-------- Excerpted data --------
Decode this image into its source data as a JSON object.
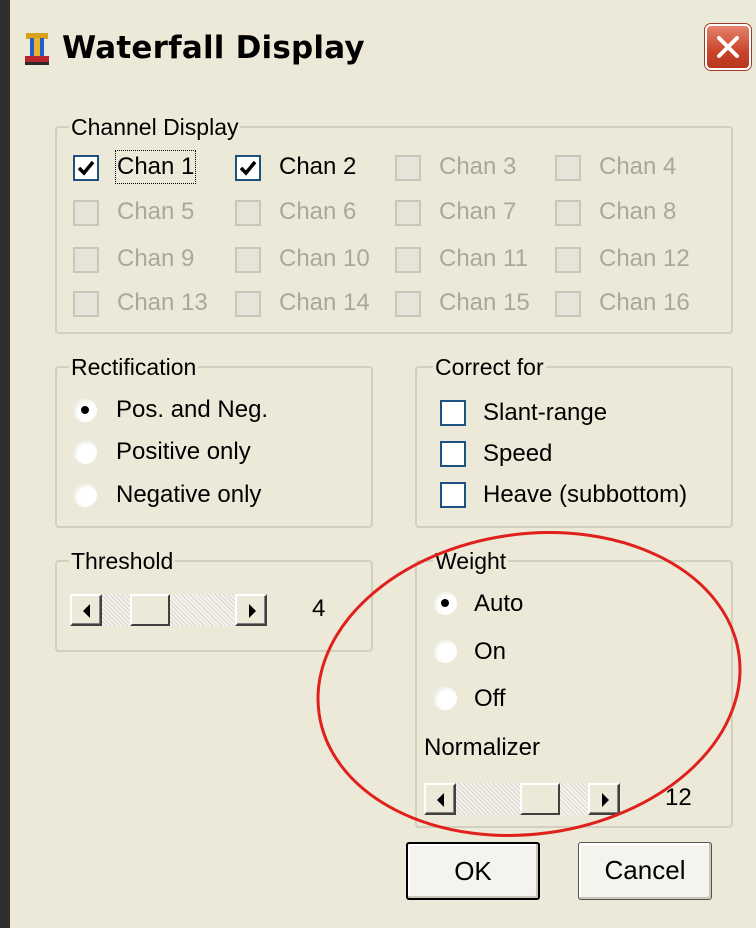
{
  "window": {
    "title": "Waterfall Display",
    "close_icon": "close-icon"
  },
  "channel_display": {
    "legend": "Channel Display",
    "channels": [
      {
        "label": "Chan 1",
        "checked": true,
        "enabled": true
      },
      {
        "label": "Chan 2",
        "checked": true,
        "enabled": true
      },
      {
        "label": "Chan 3",
        "checked": false,
        "enabled": false
      },
      {
        "label": "Chan 4",
        "checked": false,
        "enabled": false
      },
      {
        "label": "Chan 5",
        "checked": false,
        "enabled": false
      },
      {
        "label": "Chan 6",
        "checked": false,
        "enabled": false
      },
      {
        "label": "Chan 7",
        "checked": false,
        "enabled": false
      },
      {
        "label": "Chan 8",
        "checked": false,
        "enabled": false
      },
      {
        "label": "Chan 9",
        "checked": false,
        "enabled": false
      },
      {
        "label": "Chan 10",
        "checked": false,
        "enabled": false
      },
      {
        "label": "Chan 11",
        "checked": false,
        "enabled": false
      },
      {
        "label": "Chan 12",
        "checked": false,
        "enabled": false
      },
      {
        "label": "Chan 13",
        "checked": false,
        "enabled": false
      },
      {
        "label": "Chan 14",
        "checked": false,
        "enabled": false
      },
      {
        "label": "Chan 15",
        "checked": false,
        "enabled": false
      },
      {
        "label": "Chan 16",
        "checked": false,
        "enabled": false
      }
    ]
  },
  "rectification": {
    "legend": "Rectification",
    "options": [
      "Pos. and Neg.",
      "Positive only",
      "Negative only"
    ],
    "selected": 0
  },
  "correct_for": {
    "legend": "Correct for",
    "options": [
      {
        "label": "Slant-range",
        "checked": false
      },
      {
        "label": "Speed",
        "checked": false
      },
      {
        "label": "Heave (subbottom)",
        "checked": false
      }
    ]
  },
  "threshold": {
    "legend": "Threshold",
    "value": "4",
    "level": 0.3
  },
  "weight": {
    "legend": "Weight",
    "options": [
      "Auto",
      "On",
      "Off"
    ],
    "selected": 0,
    "normalizer_label": "Normalizer",
    "normalizer_value": "12",
    "normalizer_level": 0.7
  },
  "buttons": {
    "ok": "OK",
    "cancel": "Cancel"
  },
  "colors": {
    "dialog_bg": "#ece9d8",
    "highlight_ellipse": "#e0201c",
    "disabled_text": "#a9a89c"
  }
}
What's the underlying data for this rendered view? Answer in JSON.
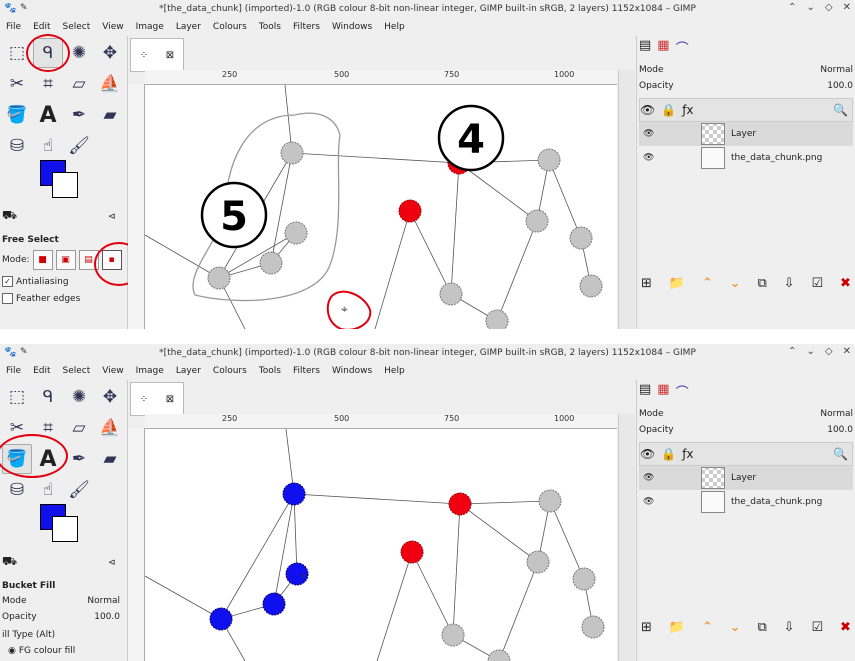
{
  "panels": [
    {
      "title": "*[the_data_chunk] (imported)-1.0 (RGB colour 8-bit non-linear integer, GIMP built-in sRGB, 2 layers) 1152x1084 – GIMP",
      "menu": [
        "File",
        "Edit",
        "Select",
        "View",
        "Image",
        "Layer",
        "Colours",
        "Tools",
        "Filters",
        "Windows",
        "Help"
      ],
      "active_tool": "free-select",
      "tool_options": {
        "title": "Free Select",
        "mode_label": "Mode:",
        "antialiasing": "Antialiasing",
        "feather": "Feather edges"
      },
      "ruler_labels": [
        "250",
        "500",
        "750",
        "1000"
      ],
      "annotations": [
        "4",
        "5"
      ]
    },
    {
      "title": "*[the_data_chunk] (imported)-1.0 (RGB colour 8-bit non-linear integer, GIMP built-in sRGB, 2 layers) 1152x1084 – GIMP",
      "menu": [
        "File",
        "Edit",
        "Select",
        "View",
        "Image",
        "Layer",
        "Colours",
        "Tools",
        "Filters",
        "Windows",
        "Help"
      ],
      "active_tool": "bucket-fill",
      "tool_options": {
        "title": "Bucket Fill",
        "mode_label": "Mode",
        "mode_value": "Normal",
        "opacity_label": "Opacity",
        "opacity_value": "100.0",
        "fill_type_label": "ill Type  (Alt)",
        "fill_option": "FG colour fill"
      },
      "ruler_labels": [
        "250",
        "500",
        "750",
        "1000"
      ]
    }
  ],
  "layers_dock": {
    "mode_label": "Mode",
    "mode_value": "Normal",
    "opacity_label": "Opacity",
    "opacity_value": "100.0",
    "layers": [
      {
        "name": "Layer",
        "selected": true
      },
      {
        "name": "the_data_chunk.png",
        "selected": false
      }
    ]
  },
  "colors": {
    "foreground": "#1010e8",
    "annotation_red": "#e00010",
    "node_gray": "#c4c4c4",
    "node_red": "#ee0011",
    "node_blue": "#1010ee"
  }
}
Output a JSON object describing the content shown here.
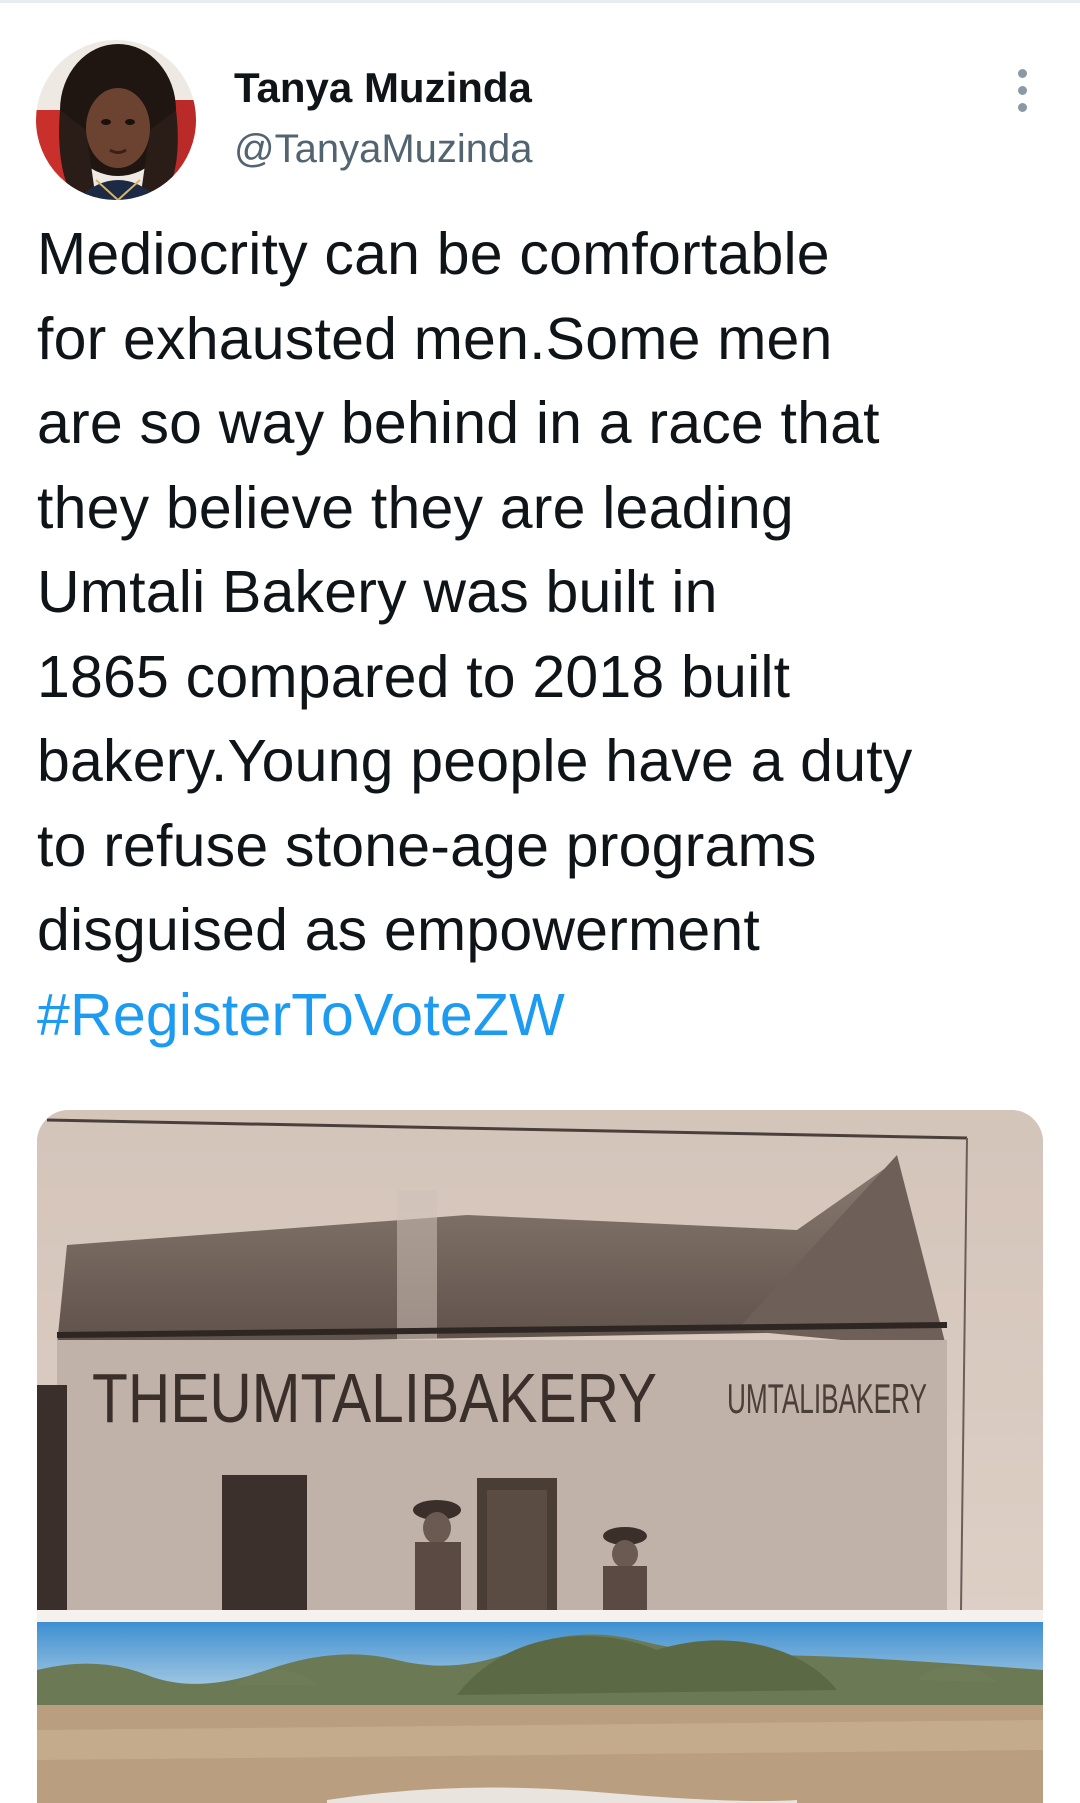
{
  "author": {
    "display_name": "Tanya Muzinda",
    "handle": "@TanyaMuzinda",
    "avatar_icon": "profile-photo"
  },
  "more_icon": "more-vertical-icon",
  "tweet": {
    "lines": [
      "Mediocrity can be comfortable",
      "for exhausted men.Some men",
      "are so way behind in a race that",
      "they believe they are leading",
      "Umtali Bakery was built in",
      "1865 compared to 2018 built",
      "bakery.Young people have a duty",
      "to refuse stone-age programs",
      "disguised as empowerment"
    ],
    "hashtag": "#RegisterToVoteZW"
  },
  "media": {
    "sign_main": "THEUMTALIBAKERY",
    "sign_side": "UMTALIBAKERY"
  },
  "colors": {
    "link": "#1d9bf0",
    "text": "#0f1419",
    "secondary": "#536471"
  }
}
--------
#### Direction:
Each entry gets copied exactly; the pictures stay out.

#### Correct response:
Decode this image into its source data as a JSON object.
{
  "window": {
    "title": "Waterfall Display",
    "close_icon": "close-icon"
  },
  "channel_display": {
    "legend": "Channel Display",
    "channels": [
      {
        "label": "Chan 1",
        "checked": true,
        "enabled": true
      },
      {
        "label": "Chan 2",
        "checked": true,
        "enabled": true
      },
      {
        "label": "Chan 3",
        "checked": false,
        "enabled": false
      },
      {
        "label": "Chan 4",
        "checked": false,
        "enabled": false
      },
      {
        "label": "Chan 5",
        "checked": false,
        "enabled": false
      },
      {
        "label": "Chan 6",
        "checked": false,
        "enabled": false
      },
      {
        "label": "Chan 7",
        "checked": false,
        "enabled": false
      },
      {
        "label": "Chan 8",
        "checked": false,
        "enabled": false
      },
      {
        "label": "Chan 9",
        "checked": false,
        "enabled": false
      },
      {
        "label": "Chan 10",
        "checked": false,
        "enabled": false
      },
      {
        "label": "Chan 11",
        "checked": false,
        "enabled": false
      },
      {
        "label": "Chan 12",
        "checked": false,
        "enabled": false
      },
      {
        "label": "Chan 13",
        "checked": false,
        "enabled": false
      },
      {
        "label": "Chan 14",
        "checked": false,
        "enabled": false
      },
      {
        "label": "Chan 15",
        "checked": false,
        "enabled": false
      },
      {
        "label": "Chan 16",
        "checked": false,
        "enabled": false
      }
    ]
  },
  "rectification": {
    "legend": "Rectification",
    "options": [
      "Pos. and Neg.",
      "Positive only",
      "Negative only"
    ],
    "selected": 0
  },
  "correct_for": {
    "legend": "Correct for",
    "options": [
      {
        "label": "Slant-range",
        "checked": false
      },
      {
        "label": "Speed",
        "checked": false
      },
      {
        "label": "Heave (subbottom)",
        "checked": false
      }
    ]
  },
  "threshold": {
    "legend": "Threshold",
    "value": "4",
    "level": 0.3
  },
  "weight": {
    "legend": "Weight",
    "options": [
      "Auto",
      "On",
      "Off"
    ],
    "selected": 0,
    "normalizer_label": "Normalizer",
    "normalizer_value": "12",
    "normalizer_level": 0.7
  },
  "buttons": {
    "ok": "OK",
    "cancel": "Cancel"
  },
  "colors": {
    "dialog_bg": "#ece9d8",
    "highlight_ellipse": "#e0201c",
    "disabled_text": "#a9a89c"
  }
}
What's the underlying data for this rendered view? Answer in JSON.
{
  "panels": [
    {
      "title": "*[the_data_chunk] (imported)-1.0 (RGB colour 8-bit non-linear integer, GIMP built-in sRGB, 2 layers) 1152x1084 – GIMP",
      "menu": [
        "File",
        "Edit",
        "Select",
        "View",
        "Image",
        "Layer",
        "Colours",
        "Tools",
        "Filters",
        "Windows",
        "Help"
      ],
      "active_tool": "free-select",
      "tool_options": {
        "title": "Free Select",
        "mode_label": "Mode:",
        "antialiasing": "Antialiasing",
        "feather": "Feather edges"
      },
      "ruler_labels": [
        "250",
        "500",
        "750",
        "1000"
      ],
      "annotations": [
        "4",
        "5"
      ]
    },
    {
      "title": "*[the_data_chunk] (imported)-1.0 (RGB colour 8-bit non-linear integer, GIMP built-in sRGB, 2 layers) 1152x1084 – GIMP",
      "menu": [
        "File",
        "Edit",
        "Select",
        "View",
        "Image",
        "Layer",
        "Colours",
        "Tools",
        "Filters",
        "Windows",
        "Help"
      ],
      "active_tool": "bucket-fill",
      "tool_options": {
        "title": "Bucket Fill",
        "mode_label": "Mode",
        "mode_value": "Normal",
        "opacity_label": "Opacity",
        "opacity_value": "100.0",
        "fill_type_label": "ill Type  (Alt)",
        "fill_option": "FG colour fill"
      },
      "ruler_labels": [
        "250",
        "500",
        "750",
        "1000"
      ]
    }
  ],
  "layers_dock": {
    "mode_label": "Mode",
    "mode_value": "Normal",
    "opacity_label": "Opacity",
    "opacity_value": "100.0",
    "layers": [
      {
        "name": "Layer",
        "selected": true
      },
      {
        "name": "the_data_chunk.png",
        "selected": false
      }
    ]
  },
  "colors": {
    "foreground": "#1010e8",
    "annotation_red": "#e00010",
    "node_gray": "#c4c4c4",
    "node_red": "#ee0011",
    "node_blue": "#1010ee"
  }
}
Output a JSON object describing the content shown here.
{
  "author": {
    "display_name": "Tanya Muzinda",
    "handle": "@TanyaMuzinda",
    "avatar_icon": "profile-photo"
  },
  "more_icon": "more-vertical-icon",
  "tweet": {
    "lines": [
      "Mediocrity can be comfortable",
      "for exhausted men.Some men",
      "are so way behind in a race that",
      "they believe they are leading",
      "Umtali Bakery was built in",
      "1865 compared to 2018 built",
      "bakery.Young people have a duty",
      "to refuse stone-age programs",
      "disguised as empowerment"
    ],
    "hashtag": "#RegisterToVoteZW"
  },
  "media": {
    "sign_main": "THEUMTALIBAKERY",
    "sign_side": "UMTALIBAKERY"
  },
  "colors": {
    "link": "#1d9bf0",
    "text": "#0f1419",
    "secondary": "#536471"
  }
}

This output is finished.